> [O que fazer]:
1 - Reproduza fielmente o trecho do texto sobre a Moratória da Soja que começa com as palavras "Segundo a magistrada, a" e vai até as palavras "devido processo legal.".
2 - Diga se cada afirmação abaixo está de acordo com o texto sobre a Moratória da Soja. Responda sim ou não e cite literalmente as palavras do texto que decidem a resposta.
(a) A Moratória da Soja está em vigor desde 2006.
(b) O mandado de segurança foi impetrado pelo Cade.
(c) Segundo a magistrada, a Moratória da Soja tem natureza obrigatória.
3 - Prossiga com o texto sobre a Moratória da Soja a partir da última frase apresentada.

> [Texto fornecido]:
Segundo a magistrada, a Moratória da Soja, vigente desde 2006, possui natureza voluntária, é integrada por diversos entes públicos e privados, e vem sendo reconhecida como instrumento de fomento ao desenvolvimento sustentável. A Moratória da Soja é um acordo setorial que visa impedir a comercialização de soja oriunda de áreas desmatadas na floresta amazônica.
O mandado de segurança foi impetrado pela Associação Brasileira das Indústrias de Óleos Vegetais (Abiove). A entidade sustenta que a decisão administrativa, de natureza monocrática, foi proferida sem a devida apreciação das manifestações técnicas e jurídicas apresentadas, com afronta ao contraditório, à ampla defesa e ao devido processo legal.
Para Guilheme Coelho, um dos advogados que representa a Abiove, ao apontar que não houve uma análise técnica e direito ao contraditório, a decisão judicial pressiona o Cade a levar o tema ao plenário ou a reconhecer que “há um viés equivocado em relação à moratória”.

> [Registros extraídos]:
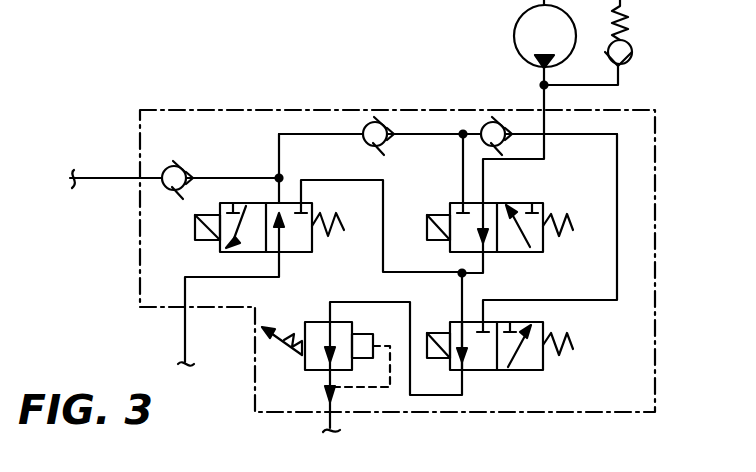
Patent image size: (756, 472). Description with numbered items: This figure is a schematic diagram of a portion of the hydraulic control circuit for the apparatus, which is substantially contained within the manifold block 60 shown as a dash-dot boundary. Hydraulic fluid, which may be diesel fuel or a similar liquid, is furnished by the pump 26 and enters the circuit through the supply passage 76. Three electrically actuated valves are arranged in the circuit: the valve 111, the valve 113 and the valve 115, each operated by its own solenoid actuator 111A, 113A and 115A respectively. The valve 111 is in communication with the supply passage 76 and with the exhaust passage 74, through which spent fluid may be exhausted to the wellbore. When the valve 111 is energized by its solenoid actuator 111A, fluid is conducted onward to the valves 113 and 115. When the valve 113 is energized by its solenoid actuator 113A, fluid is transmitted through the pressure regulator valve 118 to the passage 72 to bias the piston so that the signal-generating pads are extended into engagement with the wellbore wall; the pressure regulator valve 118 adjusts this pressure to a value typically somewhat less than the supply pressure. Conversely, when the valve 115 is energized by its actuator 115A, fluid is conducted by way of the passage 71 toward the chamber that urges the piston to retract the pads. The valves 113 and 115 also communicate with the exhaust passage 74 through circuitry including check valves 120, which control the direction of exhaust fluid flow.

The pump 26 is at (515, 33).
The supply passage 76 is at (540, 100).
The check valves 120 is at (184, 166).
The exhaust passage 74 is at (103, 181).
The manifold block 60 is at (657, 183).
The electrically actuated valve 115 is at (238, 203).
The solenoid actuator 115A is at (205, 241).
The electrically actuated valve 111 is at (528, 203).
The solenoid actuator 111A is at (443, 203).
The electrically actuated valve 113 is at (530, 371).
The solenoid actuator 113A is at (440, 331).
The pressure regulator valve 118 is at (318, 320).
The passage 71 is at (185, 330).
The passage 72 is at (340, 430).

> [Respostas por tarefa]:
1 -
Segundo a magistrada, a Moratória da Soja, vigente desde 2006, possui natureza voluntária, é integrada por diversos entes públicos e privados, e vem sendo reconhecida como instrumento de fomento ao desenvolvimento sustentável. A Moratória da Soja é um acordo setorial que visa impedir a comercialização de soja oriunda de áreas desmatadas na floresta amazônica.
O mandado de segurança foi impetrado pela Associação Brasileira das Indústrias de Óleos Vegetais (Abiove). A entidade sustenta que a decisão administrativa, de natureza monocrática, foi proferida sem a devida apreciação das manifestações técnicas e jurídicas apresentadas, com afronta ao contraditório, à ampla defesa e ao devido processo legal.

2 -
(a) Sim: "vigente desde 2006".
(b) Não: "foi impetrado pela Associação Brasileira das Indústrias de Óleos Vegetais (Abiove)".
(c) Não: "possui natureza voluntária".

3 -
“A decisão lança um olhar sobre a falta de fundamentação do despacho do Cade e questiona como uma monocrática pode por fim a uma política que dura quase 20 anos com participação não apenas de setores privados, mas do Ministério do Meio Ambiente e do Ibama”, disse Coelho, que integra o escritório Bermudes Advogados.
Coelho destaca ainda que a decisão judicial aponta que esse tipo de arranjo é uma iniciativa de esforço coletivo, não pode ser comparada a um cartel.
Decisão do Cade
Em 18 de agosto, a Superintendência-Geral do Cade suspendeu preventivamente a Moratória da Soja e determinou a instauração de processo administrativo para apurar eventual prática de cartelização pelas tradings e demais signatárias do programa. O despacho acolheu Nota Técnica que apontou indícios de atuação conjunta para restringir a livre concorrência ao padronizar critérios para a compra de grãos.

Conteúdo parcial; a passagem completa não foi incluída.